-- Start Data section --

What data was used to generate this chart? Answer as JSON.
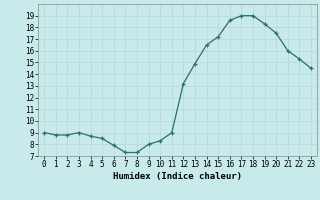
{
  "x": [
    0,
    1,
    2,
    3,
    4,
    5,
    6,
    7,
    8,
    9,
    10,
    11,
    12,
    13,
    14,
    15,
    16,
    17,
    18,
    19,
    20,
    21,
    22,
    23
  ],
  "y": [
    9.0,
    8.8,
    8.8,
    9.0,
    8.7,
    8.5,
    7.9,
    7.3,
    7.3,
    8.0,
    8.3,
    9.0,
    13.2,
    14.9,
    16.5,
    17.2,
    18.6,
    19.0,
    19.0,
    18.3,
    17.5,
    16.0,
    15.3,
    14.5
  ],
  "title": "",
  "xlabel": "Humidex (Indice chaleur)",
  "ylabel": "",
  "xlim": [
    -0.5,
    23.5
  ],
  "ylim": [
    7,
    20
  ],
  "yticks": [
    7,
    8,
    9,
    10,
    11,
    12,
    13,
    14,
    15,
    16,
    17,
    18,
    19
  ],
  "xticks": [
    0,
    1,
    2,
    3,
    4,
    5,
    6,
    7,
    8,
    9,
    10,
    11,
    12,
    13,
    14,
    15,
    16,
    17,
    18,
    19,
    20,
    21,
    22,
    23
  ],
  "line_color": "#2d6e6e",
  "marker": "+",
  "bg_color": "#c8eaea",
  "grid_color": "#b8d8d8",
  "label_fontsize": 6.5,
  "tick_fontsize": 5.5
}
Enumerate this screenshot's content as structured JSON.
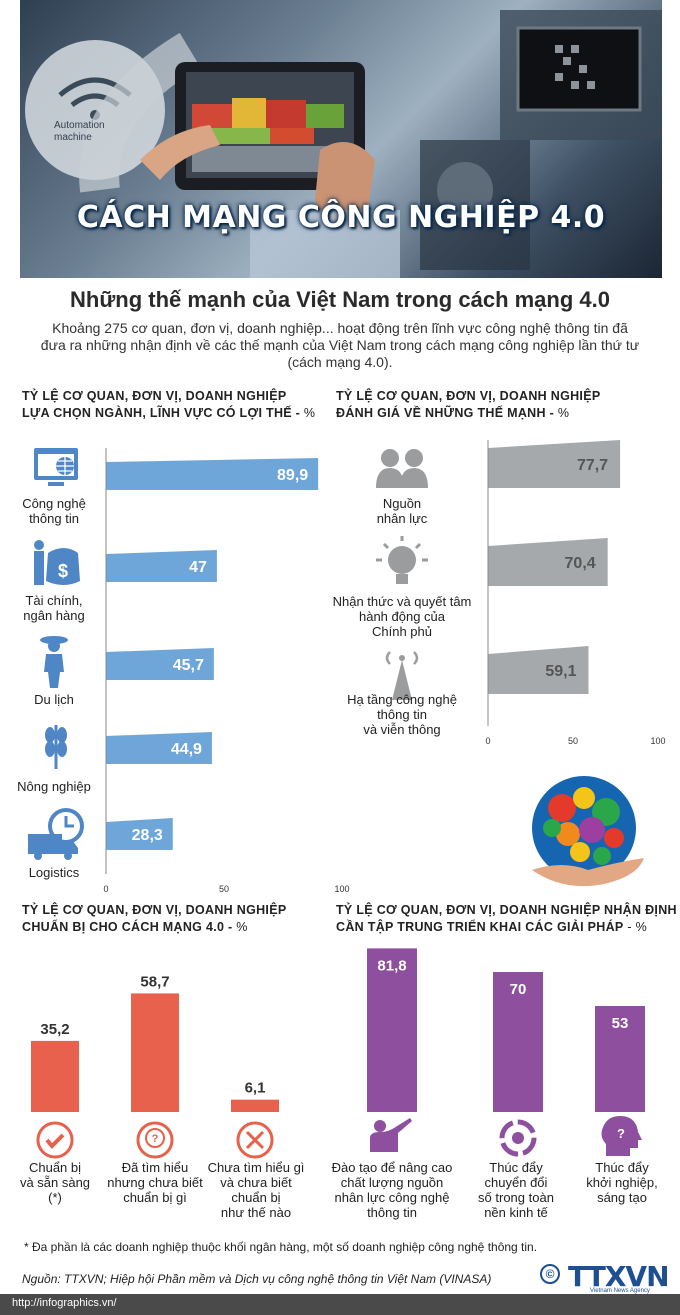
{
  "hero": {
    "title": "CÁCH MẠNG CÔNG NGHIỆP 4.0",
    "automation_label": "Automation machine"
  },
  "subtitle": "Những thế mạnh của Việt Nam trong cách mạng 4.0",
  "intro": "Khoảng 275 cơ quan, đơn vị, doanh nghiệp... hoạt động trên lĩnh vực công nghệ thông tin đã đưa ra những nhận định về các thế mạnh của Việt Nam trong cách mạng công nghiệp lần thứ tư (cách mạng 4.0).",
  "colors": {
    "blue_bar": "#6fa6d9",
    "gray_bar": "#a6a9ab",
    "orange_bar": "#e8614c",
    "purple_bar": "#8e4f9e",
    "blue_icon": "#4f86c6",
    "gray_icon": "#9a9c9e"
  },
  "footnote": "* Đa phần là các doanh nghiệp thuộc khối ngân hàng, một số doanh nghiệp công nghệ thông tin.",
  "source": "Nguồn: TTXVN; Hiệp hội Phần mềm và Dịch vụ công nghệ thông tin Việt Nam (VINASA)",
  "url": "http://infographics.vn/",
  "logo": {
    "copyright": "©",
    "text": "TTXVN",
    "sub": "Vietnam News Agency"
  },
  "chart_data": [
    {
      "id": "advantage_sectors",
      "type": "bar",
      "orientation": "horizontal",
      "title_line1": "TỶ LỆ CƠ QUAN, ĐƠN VỊ, DOANH NGHIỆP",
      "title_line2": "LỰA CHỌN NGÀNH, LĨNH VỰC CÓ LỢI THẾ -",
      "unit": " %",
      "categories": [
        "Công nghệ\nthông tin",
        "Tài chính,\nngân hàng",
        "Du lịch",
        "Nông nghiệp",
        "Logistics"
      ],
      "icons": [
        "computer-globe-icon",
        "finance-money-icon",
        "tourist-icon",
        "wheat-icon",
        "delivery-truck-clock-icon"
      ],
      "values": [
        89.9,
        47,
        45.7,
        44.9,
        28.3
      ],
      "value_labels": [
        "89,9",
        "47",
        "45,7",
        "44,9",
        "28,3"
      ],
      "xlim": [
        0,
        100
      ],
      "ticks": [
        "0",
        "50",
        "100"
      ],
      "tick_values": [
        0,
        50,
        100
      ]
    },
    {
      "id": "strengths",
      "type": "bar",
      "orientation": "horizontal",
      "title_line1": "TỶ LỆ CƠ QUAN, ĐƠN VỊ, DOANH NGHIỆP",
      "title_line2": "ĐÁNH GIÁ VỀ NHỮNG THẾ MẠNH -",
      "unit": " %",
      "categories": [
        "Nguồn\nnhân lực",
        "Nhận thức và quyết tâm\nhành động của\nChính phủ",
        "Hạ tầng công nghệ\nthông tin\nvà viễn thông"
      ],
      "icons": [
        "people-icon",
        "lightbulb-icon",
        "antenna-tower-icon"
      ],
      "values": [
        77.7,
        70.4,
        59.1
      ],
      "value_labels": [
        "77,7",
        "70,4",
        "59,1"
      ],
      "xlim": [
        0,
        100
      ],
      "ticks": [
        "0",
        "50",
        "100"
      ],
      "tick_values": [
        0,
        50,
        100
      ]
    },
    {
      "id": "preparation",
      "type": "bar",
      "orientation": "vertical",
      "title_line1": "TỶ LỆ CƠ QUAN, ĐƠN VỊ, DOANH NGHIỆP",
      "title_line2": "CHUẨN BỊ CHO CÁCH MẠNG 4.0 -",
      "unit": " %",
      "categories": [
        "Chuẩn bị\nvà sẵn sàng\n(*)",
        "Đã tìm hiểu\nnhưng chưa biết\nchuẩn bị gì",
        "Chưa tìm hiểu gì\nvà chưa biết\nchuẩn bị\nnhư thế nào"
      ],
      "icons": [
        "check-circle-icon",
        "question-circle-icon",
        "cross-circle-icon"
      ],
      "values": [
        35.2,
        58.7,
        6.1
      ],
      "value_labels": [
        "35,2",
        "58,7",
        "6,1"
      ],
      "ylim": [
        0,
        100
      ]
    },
    {
      "id": "solutions",
      "type": "bar",
      "orientation": "vertical",
      "title_line1": "TỶ LỆ CƠ QUAN, ĐƠN VỊ, DOANH NGHIỆP NHẬN ĐỊNH",
      "title_line2": "CẦN TẬP TRUNG TRIỂN KHAI CÁC GIẢI PHÁP",
      "unit": "  - %",
      "categories": [
        "Đào tạo để nâng cao\nchất lượng nguồn\nnhân lực công nghệ\nthông tin",
        "Thúc đẩy\nchuyển đổi\nsố trong toàn\nnền kinh tế",
        "Thúc đẩy\nkhởi nghiệp,\nsáng tạo"
      ],
      "icons": [
        "teacher-icon",
        "transform-cycle-icon",
        "head-question-icon"
      ],
      "values": [
        81.8,
        70,
        53
      ],
      "value_labels": [
        "81,8",
        "70",
        "53"
      ],
      "ylim": [
        0,
        100
      ]
    }
  ]
}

-- End Data section --

Stated task: Skip the images and write out the rest of the listing exactly.

Task response:
What data was used to generate this chart? Answer as JSON.
{
  "x": [
    0,
    1,
    2,
    3,
    4,
    5,
    6,
    7,
    8,
    9,
    10,
    11,
    12,
    13,
    14,
    15,
    16,
    17,
    18,
    19,
    20,
    21,
    22,
    23
  ],
  "y": [
    9.0,
    8.8,
    8.8,
    9.0,
    8.7,
    8.5,
    7.9,
    7.3,
    7.3,
    8.0,
    8.3,
    9.0,
    13.2,
    14.9,
    16.5,
    17.2,
    18.6,
    19.0,
    19.0,
    18.3,
    17.5,
    16.0,
    15.3,
    14.5
  ],
  "title": "",
  "xlabel": "Humidex (Indice chaleur)",
  "ylabel": "",
  "xlim": [
    -0.5,
    23.5
  ],
  "ylim": [
    7,
    20
  ],
  "yticks": [
    7,
    8,
    9,
    10,
    11,
    12,
    13,
    14,
    15,
    16,
    17,
    18,
    19
  ],
  "xticks": [
    0,
    1,
    2,
    3,
    4,
    5,
    6,
    7,
    8,
    9,
    10,
    11,
    12,
    13,
    14,
    15,
    16,
    17,
    18,
    19,
    20,
    21,
    22,
    23
  ],
  "line_color": "#2d6e6e",
  "marker": "+",
  "bg_color": "#c8eaea",
  "grid_color": "#b8d8d8",
  "label_fontsize": 6.5,
  "tick_fontsize": 5.5
}
Enumerate this screenshot's content as structured JSON.
{
  "hero": {
    "title": "CÁCH MẠNG CÔNG NGHIỆP 4.0",
    "automation_label": "Automation machine"
  },
  "subtitle": "Những thế mạnh của Việt Nam trong cách mạng 4.0",
  "intro": "Khoảng 275 cơ quan, đơn vị, doanh nghiệp... hoạt động trên lĩnh vực công nghệ thông tin đã đưa ra những nhận định về các thế mạnh của Việt Nam trong cách mạng công nghiệp lần thứ tư (cách mạng 4.0).",
  "colors": {
    "blue_bar": "#6fa6d9",
    "gray_bar": "#a6a9ab",
    "orange_bar": "#e8614c",
    "purple_bar": "#8e4f9e",
    "blue_icon": "#4f86c6",
    "gray_icon": "#9a9c9e"
  },
  "footnote": "* Đa phần là các doanh nghiệp thuộc khối ngân hàng, một số doanh nghiệp công nghệ thông tin.",
  "source": "Nguồn: TTXVN; Hiệp hội Phần mềm và Dịch vụ công nghệ thông tin Việt Nam (VINASA)",
  "url": "http://infographics.vn/",
  "logo": {
    "copyright": "©",
    "text": "TTXVN",
    "sub": "Vietnam News Agency"
  },
  "chart_data": [
    {
      "id": "advantage_sectors",
      "type": "bar",
      "orientation": "horizontal",
      "title_line1": "TỶ LỆ CƠ QUAN, ĐƠN VỊ, DOANH NGHIỆP",
      "title_line2": "LỰA CHỌN NGÀNH, LĨNH VỰC CÓ LỢI THẾ -",
      "unit": " %",
      "categories": [
        "Công nghệ\nthông tin",
        "Tài chính,\nngân hàng",
        "Du lịch",
        "Nông nghiệp",
        "Logistics"
      ],
      "icons": [
        "computer-globe-icon",
        "finance-money-icon",
        "tourist-icon",
        "wheat-icon",
        "delivery-truck-clock-icon"
      ],
      "values": [
        89.9,
        47,
        45.7,
        44.9,
        28.3
      ],
      "value_labels": [
        "89,9",
        "47",
        "45,7",
        "44,9",
        "28,3"
      ],
      "xlim": [
        0,
        100
      ],
      "ticks": [
        "0",
        "50",
        "100"
      ],
      "tick_values": [
        0,
        50,
        100
      ]
    },
    {
      "id": "strengths",
      "type": "bar",
      "orientation": "horizontal",
      "title_line1": "TỶ LỆ CƠ QUAN, ĐƠN VỊ, DOANH NGHIỆP",
      "title_line2": "ĐÁNH GIÁ VỀ NHỮNG THẾ MẠNH -",
      "unit": " %",
      "categories": [
        "Nguồn\nnhân lực",
        "Nhận thức và quyết tâm\nhành động của\nChính phủ",
        "Hạ tầng công nghệ\nthông tin\nvà viễn thông"
      ],
      "icons": [
        "people-icon",
        "lightbulb-icon",
        "antenna-tower-icon"
      ],
      "values": [
        77.7,
        70.4,
        59.1
      ],
      "value_labels": [
        "77,7",
        "70,4",
        "59,1"
      ],
      "xlim": [
        0,
        100
      ],
      "ticks": [
        "0",
        "50",
        "100"
      ],
      "tick_values": [
        0,
        50,
        100
      ]
    },
    {
      "id": "preparation",
      "type": "bar",
      "orientation": "vertical",
      "title_line1": "TỶ LỆ CƠ QUAN, ĐƠN VỊ, DOANH NGHIỆP",
      "title_line2": "CHUẨN BỊ CHO CÁCH MẠNG 4.0 -",
      "unit": " %",
      "categories": [
        "Chuẩn bị\nvà sẵn sàng\n(*)",
        "Đã tìm hiểu\nnhưng chưa biết\nchuẩn bị gì",
        "Chưa tìm hiểu gì\nvà chưa biết\nchuẩn bị\nnhư thế nào"
      ],
      "icons": [
        "check-circle-icon",
        "question-circle-icon",
        "cross-circle-icon"
      ],
      "values": [
        35.2,
        58.7,
        6.1
      ],
      "value_labels": [
        "35,2",
        "58,7",
        "6,1"
      ],
      "ylim": [
        0,
        100
      ]
    },
    {
      "id": "solutions",
      "type": "bar",
      "orientation": "vertical",
      "title_line1": "TỶ LỆ CƠ QUAN, ĐƠN VỊ, DOANH NGHIỆP NHẬN ĐỊNH",
      "title_line2": "CẦN TẬP TRUNG TRIỂN KHAI CÁC GIẢI PHÁP",
      "unit": "  - %",
      "categories": [
        "Đào tạo để nâng cao\nchất lượng nguồn\nnhân lực công nghệ\nthông tin",
        "Thúc đẩy\nchuyển đổi\nsố trong toàn\nnền kinh tế",
        "Thúc đẩy\nkhởi nghiệp,\nsáng tạo"
      ],
      "icons": [
        "teacher-icon",
        "transform-cycle-icon",
        "head-question-icon"
      ],
      "values": [
        81.8,
        70,
        53
      ],
      "value_labels": [
        "81,8",
        "70",
        "53"
      ],
      "ylim": [
        0,
        100
      ]
    }
  ]
}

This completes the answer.